▶ STATED PROBLEM
Quote the listing below in full and exactly as written, but omit every picture.
####################
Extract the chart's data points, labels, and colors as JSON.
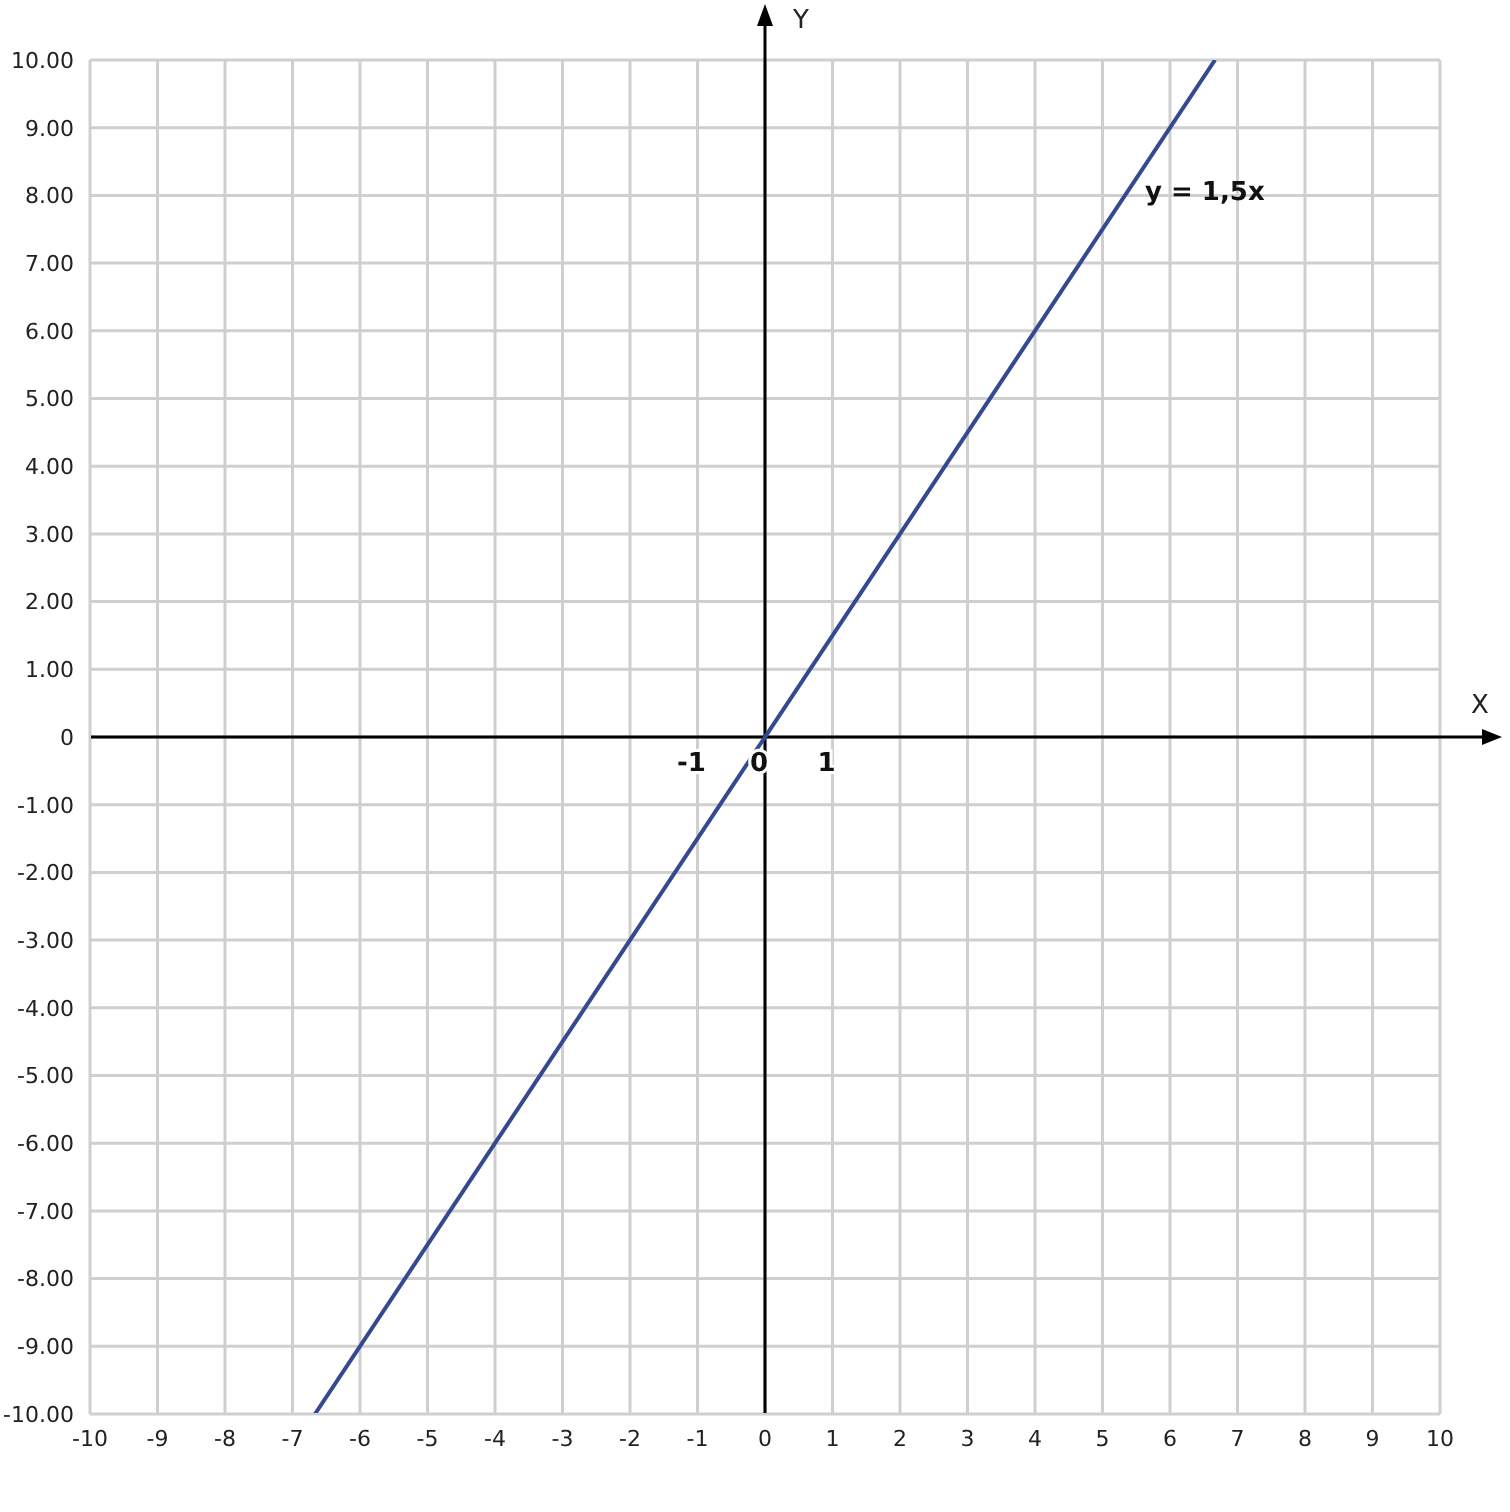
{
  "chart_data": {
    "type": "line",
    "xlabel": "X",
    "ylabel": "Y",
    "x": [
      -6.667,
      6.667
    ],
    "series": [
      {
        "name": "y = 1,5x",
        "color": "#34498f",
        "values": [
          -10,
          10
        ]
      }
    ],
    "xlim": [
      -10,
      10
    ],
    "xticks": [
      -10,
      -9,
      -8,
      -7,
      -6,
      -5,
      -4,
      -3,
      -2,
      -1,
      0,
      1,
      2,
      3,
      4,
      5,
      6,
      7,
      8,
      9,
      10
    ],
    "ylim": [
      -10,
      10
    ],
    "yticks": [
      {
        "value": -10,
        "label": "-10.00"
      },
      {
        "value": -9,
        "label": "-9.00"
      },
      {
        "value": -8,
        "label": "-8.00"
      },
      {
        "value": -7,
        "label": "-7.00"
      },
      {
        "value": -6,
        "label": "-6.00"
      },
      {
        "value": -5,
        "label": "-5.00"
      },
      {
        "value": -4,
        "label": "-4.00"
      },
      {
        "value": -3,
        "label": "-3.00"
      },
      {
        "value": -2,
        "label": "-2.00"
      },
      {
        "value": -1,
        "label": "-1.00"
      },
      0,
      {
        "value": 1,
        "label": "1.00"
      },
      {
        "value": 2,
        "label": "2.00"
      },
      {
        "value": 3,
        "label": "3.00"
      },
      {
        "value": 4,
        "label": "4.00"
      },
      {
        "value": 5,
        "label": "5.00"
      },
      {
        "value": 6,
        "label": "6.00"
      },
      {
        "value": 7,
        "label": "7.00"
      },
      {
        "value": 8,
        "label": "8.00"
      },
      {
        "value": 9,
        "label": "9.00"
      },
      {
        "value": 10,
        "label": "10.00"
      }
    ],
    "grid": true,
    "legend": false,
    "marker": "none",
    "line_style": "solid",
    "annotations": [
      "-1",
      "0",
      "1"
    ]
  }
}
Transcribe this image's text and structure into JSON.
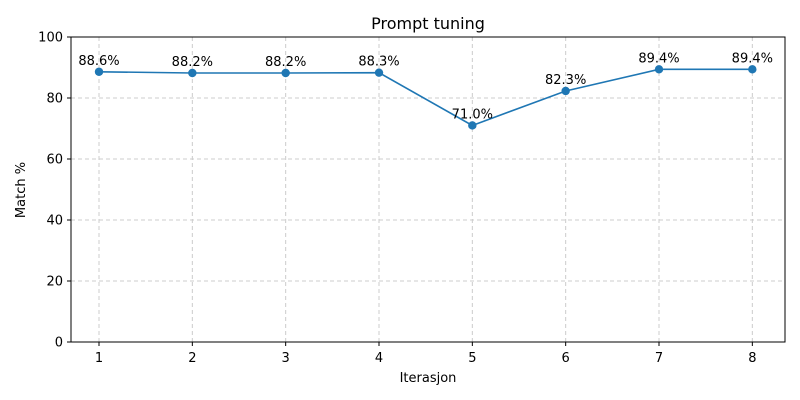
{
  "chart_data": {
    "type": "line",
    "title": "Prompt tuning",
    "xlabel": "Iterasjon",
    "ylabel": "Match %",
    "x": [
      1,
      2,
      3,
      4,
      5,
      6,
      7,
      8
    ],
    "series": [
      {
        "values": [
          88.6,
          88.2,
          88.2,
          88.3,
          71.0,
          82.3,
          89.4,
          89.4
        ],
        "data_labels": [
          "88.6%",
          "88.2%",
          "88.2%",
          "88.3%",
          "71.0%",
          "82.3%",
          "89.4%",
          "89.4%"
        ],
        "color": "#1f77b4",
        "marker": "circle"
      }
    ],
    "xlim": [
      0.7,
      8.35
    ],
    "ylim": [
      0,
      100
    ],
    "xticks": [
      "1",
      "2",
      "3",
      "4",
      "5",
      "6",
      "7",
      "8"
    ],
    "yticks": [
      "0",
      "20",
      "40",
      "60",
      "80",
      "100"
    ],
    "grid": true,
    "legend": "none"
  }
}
####################
▶ EXERCISE RESULT
Extract the chart's data points, labels, and colors as JSON.
{
  "chart_data": {
    "type": "line",
    "xlabel": "X",
    "ylabel": "Y",
    "x": [
      -6.667,
      6.667
    ],
    "series": [
      {
        "name": "y = 1,5x",
        "color": "#34498f",
        "values": [
          -10,
          10
        ]
      }
    ],
    "xlim": [
      -10,
      10
    ],
    "xticks": [
      -10,
      -9,
      -8,
      -7,
      -6,
      -5,
      -4,
      -3,
      -2,
      -1,
      0,
      1,
      2,
      3,
      4,
      5,
      6,
      7,
      8,
      9,
      10
    ],
    "ylim": [
      -10,
      10
    ],
    "yticks": [
      {
        "value": -10,
        "label": "-10.00"
      },
      {
        "value": -9,
        "label": "-9.00"
      },
      {
        "value": -8,
        "label": "-8.00"
      },
      {
        "value": -7,
        "label": "-7.00"
      },
      {
        "value": -6,
        "label": "-6.00"
      },
      {
        "value": -5,
        "label": "-5.00"
      },
      {
        "value": -4,
        "label": "-4.00"
      },
      {
        "value": -3,
        "label": "-3.00"
      },
      {
        "value": -2,
        "label": "-2.00"
      },
      {
        "value": -1,
        "label": "-1.00"
      },
      0,
      {
        "value": 1,
        "label": "1.00"
      },
      {
        "value": 2,
        "label": "2.00"
      },
      {
        "value": 3,
        "label": "3.00"
      },
      {
        "value": 4,
        "label": "4.00"
      },
      {
        "value": 5,
        "label": "5.00"
      },
      {
        "value": 6,
        "label": "6.00"
      },
      {
        "value": 7,
        "label": "7.00"
      },
      {
        "value": 8,
        "label": "8.00"
      },
      {
        "value": 9,
        "label": "9.00"
      },
      {
        "value": 10,
        "label": "10.00"
      }
    ],
    "grid": true,
    "legend": false,
    "marker": "none",
    "line_style": "solid",
    "annotations": [
      "-1",
      "0",
      "1"
    ]
  }
}
Transcribe this image's text and structure into JSON.
{
  "chart_data": {
    "type": "line",
    "title": "Prompt tuning",
    "xlabel": "Iterasjon",
    "ylabel": "Match %",
    "x": [
      1,
      2,
      3,
      4,
      5,
      6,
      7,
      8
    ],
    "series": [
      {
        "values": [
          88.6,
          88.2,
          88.2,
          88.3,
          71.0,
          82.3,
          89.4,
          89.4
        ],
        "data_labels": [
          "88.6%",
          "88.2%",
          "88.2%",
          "88.3%",
          "71.0%",
          "82.3%",
          "89.4%",
          "89.4%"
        ],
        "color": "#1f77b4",
        "marker": "circle"
      }
    ],
    "xlim": [
      0.7,
      8.35
    ],
    "ylim": [
      0,
      100
    ],
    "xticks": [
      "1",
      "2",
      "3",
      "4",
      "5",
      "6",
      "7",
      "8"
    ],
    "yticks": [
      "0",
      "20",
      "40",
      "60",
      "80",
      "100"
    ],
    "grid": true,
    "legend": "none"
  }
}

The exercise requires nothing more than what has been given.